- SHORT TASK
Give the number of lines that contain the string "alarm", please, and nothing else.

- DATA SUPPLIED
**********

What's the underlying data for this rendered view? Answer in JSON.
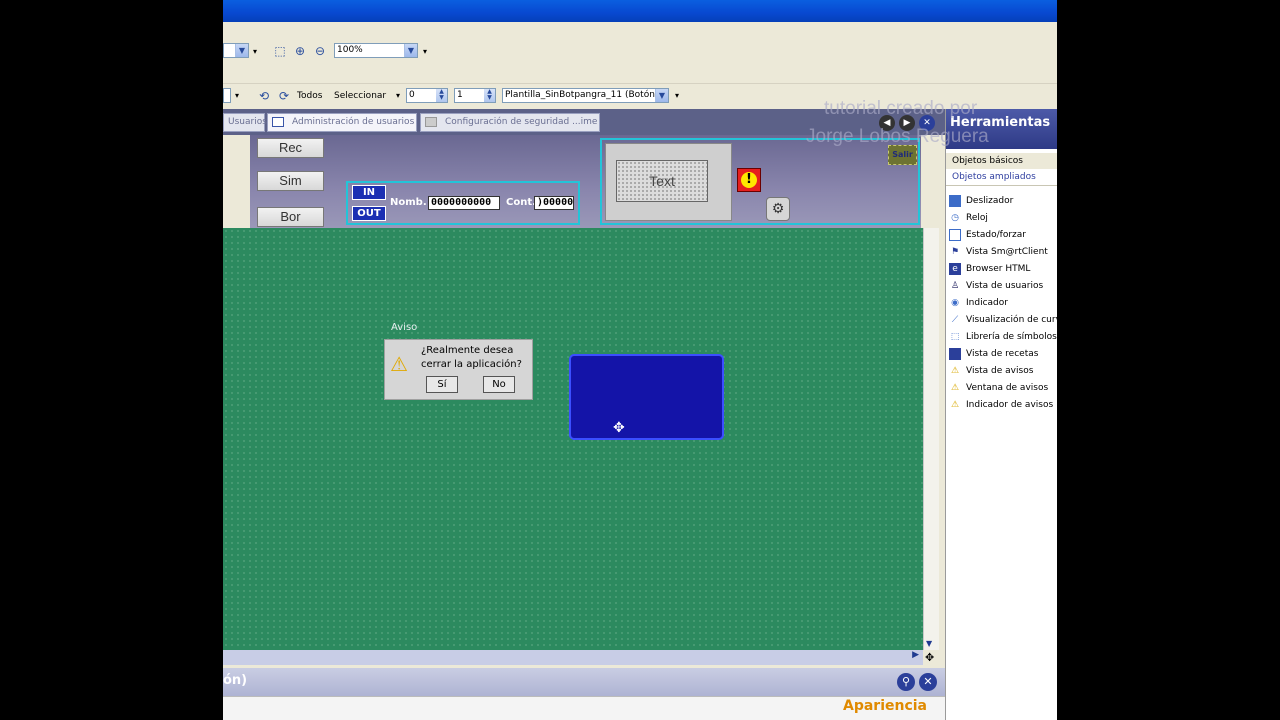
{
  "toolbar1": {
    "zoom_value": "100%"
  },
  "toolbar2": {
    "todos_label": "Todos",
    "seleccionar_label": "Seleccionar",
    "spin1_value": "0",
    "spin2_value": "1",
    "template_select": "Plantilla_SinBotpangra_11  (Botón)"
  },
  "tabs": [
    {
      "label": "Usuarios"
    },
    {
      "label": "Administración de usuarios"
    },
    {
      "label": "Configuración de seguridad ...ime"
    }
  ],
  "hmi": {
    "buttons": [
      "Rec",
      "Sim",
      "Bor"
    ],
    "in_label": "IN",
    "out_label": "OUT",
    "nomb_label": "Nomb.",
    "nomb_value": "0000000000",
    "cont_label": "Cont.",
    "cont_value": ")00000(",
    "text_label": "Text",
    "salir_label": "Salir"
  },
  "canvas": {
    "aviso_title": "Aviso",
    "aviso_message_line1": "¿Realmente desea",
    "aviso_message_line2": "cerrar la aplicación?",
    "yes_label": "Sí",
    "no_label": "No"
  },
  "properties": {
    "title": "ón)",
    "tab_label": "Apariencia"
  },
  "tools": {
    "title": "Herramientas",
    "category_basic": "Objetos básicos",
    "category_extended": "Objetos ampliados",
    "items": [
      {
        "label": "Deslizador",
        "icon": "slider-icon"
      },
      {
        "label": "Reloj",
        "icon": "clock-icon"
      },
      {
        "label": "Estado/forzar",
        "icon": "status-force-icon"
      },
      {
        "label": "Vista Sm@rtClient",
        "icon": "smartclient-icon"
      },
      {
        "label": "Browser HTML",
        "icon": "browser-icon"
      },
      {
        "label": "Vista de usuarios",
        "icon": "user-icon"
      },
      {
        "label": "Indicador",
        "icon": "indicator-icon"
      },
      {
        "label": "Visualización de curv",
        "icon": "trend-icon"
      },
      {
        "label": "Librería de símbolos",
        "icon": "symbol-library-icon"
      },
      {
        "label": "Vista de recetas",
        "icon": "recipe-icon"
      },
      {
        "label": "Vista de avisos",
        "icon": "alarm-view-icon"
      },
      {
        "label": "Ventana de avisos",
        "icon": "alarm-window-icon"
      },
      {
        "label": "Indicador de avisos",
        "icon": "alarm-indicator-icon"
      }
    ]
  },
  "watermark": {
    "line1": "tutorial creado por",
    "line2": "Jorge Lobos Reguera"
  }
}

**********

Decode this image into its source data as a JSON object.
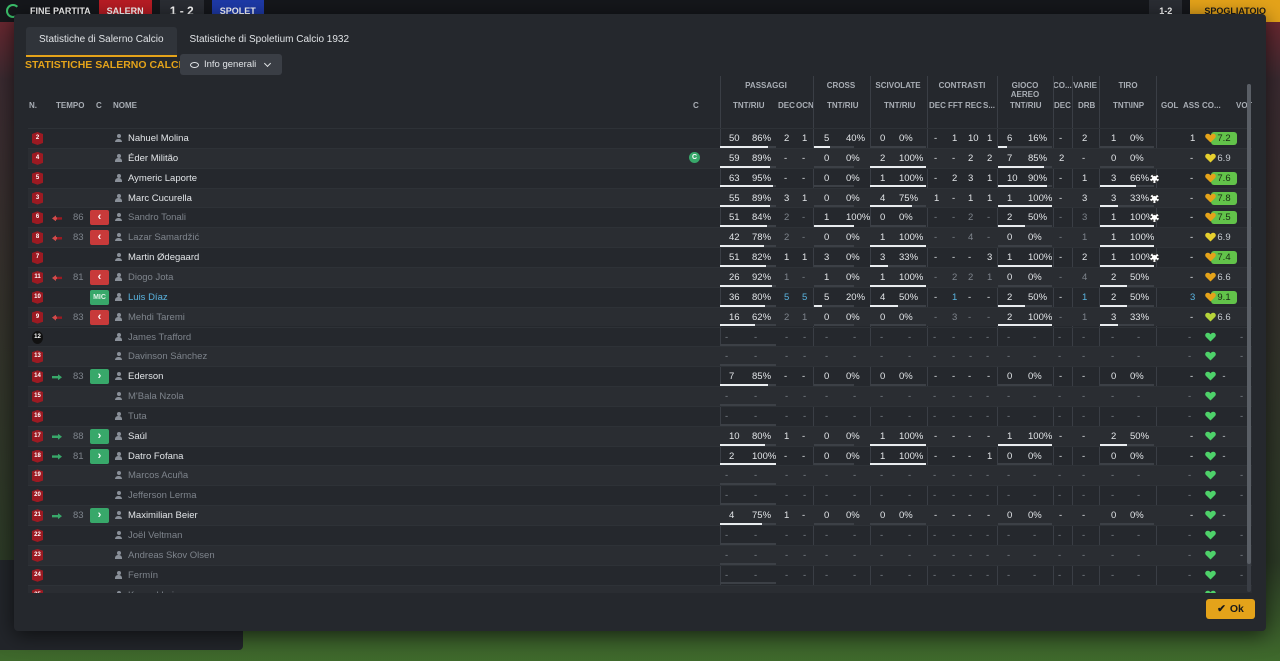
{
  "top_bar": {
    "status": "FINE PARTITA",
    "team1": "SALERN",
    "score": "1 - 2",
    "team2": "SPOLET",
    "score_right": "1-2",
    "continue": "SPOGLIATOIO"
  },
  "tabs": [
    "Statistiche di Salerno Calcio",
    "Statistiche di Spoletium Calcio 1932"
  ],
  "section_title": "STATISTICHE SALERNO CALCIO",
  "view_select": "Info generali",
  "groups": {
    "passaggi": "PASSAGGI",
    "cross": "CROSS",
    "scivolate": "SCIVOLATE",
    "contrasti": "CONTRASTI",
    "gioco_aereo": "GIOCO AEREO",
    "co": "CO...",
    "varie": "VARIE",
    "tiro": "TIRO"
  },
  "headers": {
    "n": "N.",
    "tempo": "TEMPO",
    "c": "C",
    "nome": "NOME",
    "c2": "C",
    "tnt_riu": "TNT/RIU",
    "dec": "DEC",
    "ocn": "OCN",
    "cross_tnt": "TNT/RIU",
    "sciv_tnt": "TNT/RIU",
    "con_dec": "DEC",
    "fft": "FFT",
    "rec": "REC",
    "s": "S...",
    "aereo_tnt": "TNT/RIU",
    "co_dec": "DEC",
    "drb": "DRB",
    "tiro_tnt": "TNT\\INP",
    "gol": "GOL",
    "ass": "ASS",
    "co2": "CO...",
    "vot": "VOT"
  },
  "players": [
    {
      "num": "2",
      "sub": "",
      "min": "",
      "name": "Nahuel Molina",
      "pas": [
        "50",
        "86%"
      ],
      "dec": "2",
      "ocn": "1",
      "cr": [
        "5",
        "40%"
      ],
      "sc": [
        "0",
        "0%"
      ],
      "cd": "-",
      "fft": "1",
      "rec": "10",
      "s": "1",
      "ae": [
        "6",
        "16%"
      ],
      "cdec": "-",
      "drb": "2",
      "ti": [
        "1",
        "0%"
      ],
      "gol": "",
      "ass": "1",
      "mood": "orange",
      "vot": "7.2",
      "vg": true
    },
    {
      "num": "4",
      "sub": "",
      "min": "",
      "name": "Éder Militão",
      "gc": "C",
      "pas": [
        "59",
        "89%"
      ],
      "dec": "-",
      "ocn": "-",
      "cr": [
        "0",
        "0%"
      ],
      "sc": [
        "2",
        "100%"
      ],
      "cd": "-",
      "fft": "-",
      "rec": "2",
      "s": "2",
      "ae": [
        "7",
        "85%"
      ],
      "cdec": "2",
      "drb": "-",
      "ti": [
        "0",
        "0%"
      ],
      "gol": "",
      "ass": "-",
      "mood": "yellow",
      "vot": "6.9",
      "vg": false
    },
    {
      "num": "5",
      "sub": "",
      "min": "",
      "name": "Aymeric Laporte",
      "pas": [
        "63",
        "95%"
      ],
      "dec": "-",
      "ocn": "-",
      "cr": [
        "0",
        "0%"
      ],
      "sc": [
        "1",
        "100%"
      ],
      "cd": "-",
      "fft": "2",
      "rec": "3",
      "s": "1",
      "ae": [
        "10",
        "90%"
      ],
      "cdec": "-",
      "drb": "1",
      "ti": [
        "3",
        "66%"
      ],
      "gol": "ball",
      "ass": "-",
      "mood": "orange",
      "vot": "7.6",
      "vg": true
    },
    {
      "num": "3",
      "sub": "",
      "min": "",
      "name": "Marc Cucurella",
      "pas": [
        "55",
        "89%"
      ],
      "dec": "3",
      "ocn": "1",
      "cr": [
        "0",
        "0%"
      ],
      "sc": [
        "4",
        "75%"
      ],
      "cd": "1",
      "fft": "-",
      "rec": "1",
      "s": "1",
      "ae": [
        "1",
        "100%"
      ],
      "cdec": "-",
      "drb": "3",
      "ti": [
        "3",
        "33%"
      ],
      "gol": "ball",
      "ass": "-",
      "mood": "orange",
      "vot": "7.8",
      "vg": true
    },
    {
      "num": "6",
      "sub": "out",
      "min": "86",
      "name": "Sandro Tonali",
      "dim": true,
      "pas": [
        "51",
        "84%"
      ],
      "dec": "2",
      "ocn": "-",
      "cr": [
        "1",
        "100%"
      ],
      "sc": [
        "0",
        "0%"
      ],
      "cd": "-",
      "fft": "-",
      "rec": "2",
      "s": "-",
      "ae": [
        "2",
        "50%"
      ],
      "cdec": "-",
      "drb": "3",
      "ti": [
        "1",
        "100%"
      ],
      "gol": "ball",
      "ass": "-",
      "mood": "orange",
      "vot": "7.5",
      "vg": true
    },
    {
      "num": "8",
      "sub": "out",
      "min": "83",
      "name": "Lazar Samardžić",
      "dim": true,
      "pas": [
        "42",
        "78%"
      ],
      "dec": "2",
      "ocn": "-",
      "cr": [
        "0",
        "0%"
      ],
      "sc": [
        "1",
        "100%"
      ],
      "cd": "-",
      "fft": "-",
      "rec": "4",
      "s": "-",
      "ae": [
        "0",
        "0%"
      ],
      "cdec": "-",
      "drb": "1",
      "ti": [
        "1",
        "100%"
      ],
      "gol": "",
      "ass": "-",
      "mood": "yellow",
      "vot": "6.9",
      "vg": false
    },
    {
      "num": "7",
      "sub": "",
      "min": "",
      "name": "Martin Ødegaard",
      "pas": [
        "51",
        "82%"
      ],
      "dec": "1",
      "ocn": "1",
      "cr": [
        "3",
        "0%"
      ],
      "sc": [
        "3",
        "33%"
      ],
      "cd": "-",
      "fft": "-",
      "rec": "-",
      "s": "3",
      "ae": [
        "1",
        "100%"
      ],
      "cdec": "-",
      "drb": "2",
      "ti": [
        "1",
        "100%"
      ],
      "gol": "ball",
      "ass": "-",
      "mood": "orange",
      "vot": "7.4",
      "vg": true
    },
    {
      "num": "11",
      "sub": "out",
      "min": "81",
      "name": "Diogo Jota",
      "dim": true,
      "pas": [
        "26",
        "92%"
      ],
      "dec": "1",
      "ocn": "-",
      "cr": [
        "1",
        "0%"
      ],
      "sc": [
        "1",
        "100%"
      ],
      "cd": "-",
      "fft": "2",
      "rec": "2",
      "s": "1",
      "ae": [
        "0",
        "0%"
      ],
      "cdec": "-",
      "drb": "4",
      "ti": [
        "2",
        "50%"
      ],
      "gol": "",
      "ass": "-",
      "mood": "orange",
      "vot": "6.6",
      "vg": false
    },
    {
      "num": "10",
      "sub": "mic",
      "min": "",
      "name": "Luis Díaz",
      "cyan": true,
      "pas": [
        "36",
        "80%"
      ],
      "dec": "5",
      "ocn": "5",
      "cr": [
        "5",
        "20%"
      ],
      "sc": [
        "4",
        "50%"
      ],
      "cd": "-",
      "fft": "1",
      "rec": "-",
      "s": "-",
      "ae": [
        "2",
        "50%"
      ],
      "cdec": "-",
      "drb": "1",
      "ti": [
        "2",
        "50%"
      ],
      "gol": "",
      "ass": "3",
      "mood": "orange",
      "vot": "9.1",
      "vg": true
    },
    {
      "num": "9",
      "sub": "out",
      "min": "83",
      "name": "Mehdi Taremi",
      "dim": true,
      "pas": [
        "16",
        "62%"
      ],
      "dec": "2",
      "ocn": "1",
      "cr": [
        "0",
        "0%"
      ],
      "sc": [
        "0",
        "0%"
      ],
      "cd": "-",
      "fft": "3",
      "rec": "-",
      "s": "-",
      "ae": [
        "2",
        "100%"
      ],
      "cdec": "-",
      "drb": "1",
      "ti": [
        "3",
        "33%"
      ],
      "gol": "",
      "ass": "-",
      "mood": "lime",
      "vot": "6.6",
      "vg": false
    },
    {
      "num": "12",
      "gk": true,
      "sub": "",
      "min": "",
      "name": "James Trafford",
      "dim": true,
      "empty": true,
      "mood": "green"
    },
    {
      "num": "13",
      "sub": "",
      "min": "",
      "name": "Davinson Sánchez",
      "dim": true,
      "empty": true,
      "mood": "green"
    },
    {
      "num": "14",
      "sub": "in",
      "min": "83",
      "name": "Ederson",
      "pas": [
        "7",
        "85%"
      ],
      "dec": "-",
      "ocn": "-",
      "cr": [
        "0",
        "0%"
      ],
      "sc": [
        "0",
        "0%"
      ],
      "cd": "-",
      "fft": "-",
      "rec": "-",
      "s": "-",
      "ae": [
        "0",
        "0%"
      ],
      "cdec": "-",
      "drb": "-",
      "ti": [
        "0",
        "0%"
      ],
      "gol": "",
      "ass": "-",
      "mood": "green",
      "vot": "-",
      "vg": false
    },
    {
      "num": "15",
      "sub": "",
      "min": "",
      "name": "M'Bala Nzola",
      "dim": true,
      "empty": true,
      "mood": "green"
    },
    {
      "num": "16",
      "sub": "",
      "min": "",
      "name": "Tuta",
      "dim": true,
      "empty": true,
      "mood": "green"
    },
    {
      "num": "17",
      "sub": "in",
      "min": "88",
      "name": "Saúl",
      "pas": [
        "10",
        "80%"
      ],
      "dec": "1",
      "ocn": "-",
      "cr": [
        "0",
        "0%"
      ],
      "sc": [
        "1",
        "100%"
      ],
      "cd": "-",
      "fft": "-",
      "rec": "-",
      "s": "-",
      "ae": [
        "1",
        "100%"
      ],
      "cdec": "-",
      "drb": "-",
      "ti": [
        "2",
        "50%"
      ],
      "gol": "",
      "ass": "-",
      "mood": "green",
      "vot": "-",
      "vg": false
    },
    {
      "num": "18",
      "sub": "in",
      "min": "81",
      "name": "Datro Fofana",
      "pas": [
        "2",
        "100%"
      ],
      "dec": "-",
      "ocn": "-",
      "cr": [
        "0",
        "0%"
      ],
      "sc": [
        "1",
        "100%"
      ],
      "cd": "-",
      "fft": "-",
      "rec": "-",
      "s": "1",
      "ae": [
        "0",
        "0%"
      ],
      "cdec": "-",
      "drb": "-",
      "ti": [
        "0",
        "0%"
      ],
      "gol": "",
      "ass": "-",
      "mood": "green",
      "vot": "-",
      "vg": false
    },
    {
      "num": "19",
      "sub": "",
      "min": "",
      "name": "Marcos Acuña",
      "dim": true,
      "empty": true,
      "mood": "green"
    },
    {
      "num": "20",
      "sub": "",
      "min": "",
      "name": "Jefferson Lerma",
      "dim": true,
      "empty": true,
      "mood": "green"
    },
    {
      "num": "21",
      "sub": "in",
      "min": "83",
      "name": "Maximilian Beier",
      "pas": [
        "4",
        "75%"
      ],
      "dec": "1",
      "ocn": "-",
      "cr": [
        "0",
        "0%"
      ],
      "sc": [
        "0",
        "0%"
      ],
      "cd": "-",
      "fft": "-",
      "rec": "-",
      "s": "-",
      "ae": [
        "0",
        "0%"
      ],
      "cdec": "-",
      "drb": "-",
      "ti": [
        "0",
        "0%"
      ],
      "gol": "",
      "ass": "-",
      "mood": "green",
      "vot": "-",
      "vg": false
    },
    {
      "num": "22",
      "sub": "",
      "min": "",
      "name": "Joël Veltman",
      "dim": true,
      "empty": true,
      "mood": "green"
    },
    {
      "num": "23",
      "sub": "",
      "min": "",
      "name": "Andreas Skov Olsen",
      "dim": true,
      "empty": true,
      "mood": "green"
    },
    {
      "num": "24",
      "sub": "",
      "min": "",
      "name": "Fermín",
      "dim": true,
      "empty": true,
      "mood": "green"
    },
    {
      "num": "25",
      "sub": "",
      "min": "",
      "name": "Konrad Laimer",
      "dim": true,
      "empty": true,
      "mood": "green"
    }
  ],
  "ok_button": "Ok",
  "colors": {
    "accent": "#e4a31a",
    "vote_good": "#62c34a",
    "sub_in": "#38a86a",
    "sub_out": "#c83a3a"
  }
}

**********

- ANSWER BELOW
3